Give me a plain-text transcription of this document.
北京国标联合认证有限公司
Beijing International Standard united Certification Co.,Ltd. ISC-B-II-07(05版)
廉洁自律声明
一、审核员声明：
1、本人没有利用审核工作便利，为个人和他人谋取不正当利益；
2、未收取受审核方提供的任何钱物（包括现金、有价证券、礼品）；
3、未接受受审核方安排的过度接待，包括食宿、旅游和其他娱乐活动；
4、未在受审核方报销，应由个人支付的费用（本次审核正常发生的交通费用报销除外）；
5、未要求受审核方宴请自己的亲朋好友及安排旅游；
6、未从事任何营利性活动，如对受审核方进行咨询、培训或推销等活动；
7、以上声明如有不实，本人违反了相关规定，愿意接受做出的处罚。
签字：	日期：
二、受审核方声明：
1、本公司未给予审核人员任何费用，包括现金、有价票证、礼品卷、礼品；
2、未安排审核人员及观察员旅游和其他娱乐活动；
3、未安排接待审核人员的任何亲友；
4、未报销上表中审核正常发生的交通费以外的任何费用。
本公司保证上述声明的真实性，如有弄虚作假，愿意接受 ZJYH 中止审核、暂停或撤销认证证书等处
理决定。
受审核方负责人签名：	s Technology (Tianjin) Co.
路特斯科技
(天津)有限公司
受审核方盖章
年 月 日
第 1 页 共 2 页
**********
- [SHORT PROBLEM]
Return every entry exactly as given.

- [WORKED ANSWER]
Give me a plain-text transcription of this document.
北京国标联合认证有限公司
Beijing International Standard united Certification Co.,Ltd. ISC-B-II-07(05版)
廉洁自律声明
一、审核员声明：
1、本人没有利用审核工作便利，为个人和他人谋取不正当利益；
2、未收取受审核方提供的任何钱物（包括现金、有价证券、礼品）；
3、未接受受审核方安排的过度接待，包括食宿、旅游和其他娱乐活动；
4、未在受审核方报销，应由个人支付的费用（本次审核正常发生的交通费用报销除外）；
5、未要求受审核方宴请自己的亲朋好友及安排旅游；
6、未从事任何营利性活动，如对受审核方进行咨询、培训或推销等活动；
7、以上声明如有不实，本人违反了相关规定，愿意接受做出的处罚。
签字：	日期：
二、受审核方声明：
1、本公司未给予审核人员任何费用，包括现金、有价票证、礼品卷、礼品；
2、未安排审核人员及观察员旅游和其他娱乐活动；
3、未安排接待审核人员的任何亲友；
4、未报销上表中审核正常发生的交通费以外的任何费用。
本公司保证上述声明的真实性，如有弄虚作假，愿意接受 ZJYH 中止审核、暂停或撤销认证证书等处
理决定。
受审核方负责人签名：	s Technology (Tianjin) Co.
路特斯科技
(天津)有限公司
受审核方盖章
年 月 日
第 1 页 共 2 页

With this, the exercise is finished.